:: What is needed ::
Every entry here needs to be repeated exactly.

:: Data for this exercise ::
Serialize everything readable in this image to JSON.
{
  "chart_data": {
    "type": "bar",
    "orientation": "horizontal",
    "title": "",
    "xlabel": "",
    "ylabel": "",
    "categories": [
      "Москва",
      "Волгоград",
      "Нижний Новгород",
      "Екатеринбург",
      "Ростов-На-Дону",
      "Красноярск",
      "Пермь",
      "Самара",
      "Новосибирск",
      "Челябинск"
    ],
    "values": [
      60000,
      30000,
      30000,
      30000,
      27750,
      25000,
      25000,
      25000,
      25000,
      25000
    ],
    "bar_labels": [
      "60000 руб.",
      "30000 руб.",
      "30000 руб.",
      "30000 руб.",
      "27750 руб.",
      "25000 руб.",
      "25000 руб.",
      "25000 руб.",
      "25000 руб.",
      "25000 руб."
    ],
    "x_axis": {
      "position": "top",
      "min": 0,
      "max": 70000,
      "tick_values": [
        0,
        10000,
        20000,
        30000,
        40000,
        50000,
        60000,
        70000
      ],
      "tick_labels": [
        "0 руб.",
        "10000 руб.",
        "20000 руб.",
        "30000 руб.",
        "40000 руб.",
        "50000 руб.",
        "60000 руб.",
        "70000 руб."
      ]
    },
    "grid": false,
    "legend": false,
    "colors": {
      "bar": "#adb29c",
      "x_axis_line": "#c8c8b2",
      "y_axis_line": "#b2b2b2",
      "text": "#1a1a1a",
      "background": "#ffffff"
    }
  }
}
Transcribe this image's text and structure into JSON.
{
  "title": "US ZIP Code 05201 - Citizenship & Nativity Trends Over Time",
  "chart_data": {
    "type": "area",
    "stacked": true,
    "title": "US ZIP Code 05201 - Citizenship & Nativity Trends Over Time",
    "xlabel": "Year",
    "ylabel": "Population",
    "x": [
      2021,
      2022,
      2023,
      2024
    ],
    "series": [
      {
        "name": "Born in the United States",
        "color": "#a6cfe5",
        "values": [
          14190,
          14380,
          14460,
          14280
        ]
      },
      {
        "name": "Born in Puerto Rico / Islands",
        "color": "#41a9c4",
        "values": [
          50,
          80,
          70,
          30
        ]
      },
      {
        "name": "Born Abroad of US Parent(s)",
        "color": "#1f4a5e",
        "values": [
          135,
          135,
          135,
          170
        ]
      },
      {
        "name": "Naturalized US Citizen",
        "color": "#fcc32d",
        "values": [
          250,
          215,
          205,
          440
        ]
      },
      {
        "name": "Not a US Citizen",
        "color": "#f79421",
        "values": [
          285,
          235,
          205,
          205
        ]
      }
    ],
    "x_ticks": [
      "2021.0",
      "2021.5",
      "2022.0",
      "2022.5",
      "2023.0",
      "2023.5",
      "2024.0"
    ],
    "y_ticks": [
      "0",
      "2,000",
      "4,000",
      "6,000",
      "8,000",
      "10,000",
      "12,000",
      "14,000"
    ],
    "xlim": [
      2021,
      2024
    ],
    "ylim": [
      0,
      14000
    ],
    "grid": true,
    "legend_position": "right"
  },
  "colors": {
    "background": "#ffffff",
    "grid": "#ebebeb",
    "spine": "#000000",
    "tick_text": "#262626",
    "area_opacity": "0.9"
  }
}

:: Exercise response ::
Serialize everything readable in this image to JSON.
{
  "chart_data": {
    "type": "bar",
    "orientation": "horizontal",
    "title": "",
    "xlabel": "",
    "ylabel": "",
    "categories": [
      "Москва",
      "Волгоград",
      "Нижний Новгород",
      "Екатеринбург",
      "Ростов-На-Дону",
      "Красноярск",
      "Пермь",
      "Самара",
      "Новосибирск",
      "Челябинск"
    ],
    "values": [
      60000,
      30000,
      30000,
      30000,
      27750,
      25000,
      25000,
      25000,
      25000,
      25000
    ],
    "bar_labels": [
      "60000 руб.",
      "30000 руб.",
      "30000 руб.",
      "30000 руб.",
      "27750 руб.",
      "25000 руб.",
      "25000 руб.",
      "25000 руб.",
      "25000 руб.",
      "25000 руб."
    ],
    "x_axis": {
      "position": "top",
      "min": 0,
      "max": 70000,
      "tick_values": [
        0,
        10000,
        20000,
        30000,
        40000,
        50000,
        60000,
        70000
      ],
      "tick_labels": [
        "0 руб.",
        "10000 руб.",
        "20000 руб.",
        "30000 руб.",
        "40000 руб.",
        "50000 руб.",
        "60000 руб.",
        "70000 руб."
      ]
    },
    "grid": false,
    "legend": false,
    "colors": {
      "bar": "#adb29c",
      "x_axis_line": "#c8c8b2",
      "y_axis_line": "#b2b2b2",
      "text": "#1a1a1a",
      "background": "#ffffff"
    }
  }
}
Transcribe this image's text and structure into JSON.
{
  "title": "US ZIP Code 05201 - Citizenship & Nativity Trends Over Time",
  "chart_data": {
    "type": "area",
    "stacked": true,
    "title": "US ZIP Code 05201 - Citizenship & Nativity Trends Over Time",
    "xlabel": "Year",
    "ylabel": "Population",
    "x": [
      2021,
      2022,
      2023,
      2024
    ],
    "series": [
      {
        "name": "Born in the United States",
        "color": "#a6cfe5",
        "values": [
          14190,
          14380,
          14460,
          14280
        ]
      },
      {
        "name": "Born in Puerto Rico / Islands",
        "color": "#41a9c4",
        "values": [
          50,
          80,
          70,
          30
        ]
      },
      {
        "name": "Born Abroad of US Parent(s)",
        "color": "#1f4a5e",
        "values": [
          135,
          135,
          135,
          170
        ]
      },
      {
        "name": "Naturalized US Citizen",
        "color": "#fcc32d",
        "values": [
          250,
          215,
          205,
          440
        ]
      },
      {
        "name": "Not a US Citizen",
        "color": "#f79421",
        "values": [
          285,
          235,
          205,
          205
        ]
      }
    ],
    "x_ticks": [
      "2021.0",
      "2021.5",
      "2022.0",
      "2022.5",
      "2023.0",
      "2023.5",
      "2024.0"
    ],
    "y_ticks": [
      "0",
      "2,000",
      "4,000",
      "6,000",
      "8,000",
      "10,000",
      "12,000",
      "14,000"
    ],
    "xlim": [
      2021,
      2024
    ],
    "ylim": [
      0,
      14000
    ],
    "grid": true,
    "legend_position": "right"
  },
  "colors": {
    "background": "#ffffff",
    "grid": "#ebebeb",
    "spine": "#000000",
    "tick_text": "#262626",
    "area_opacity": "0.9"
  }
}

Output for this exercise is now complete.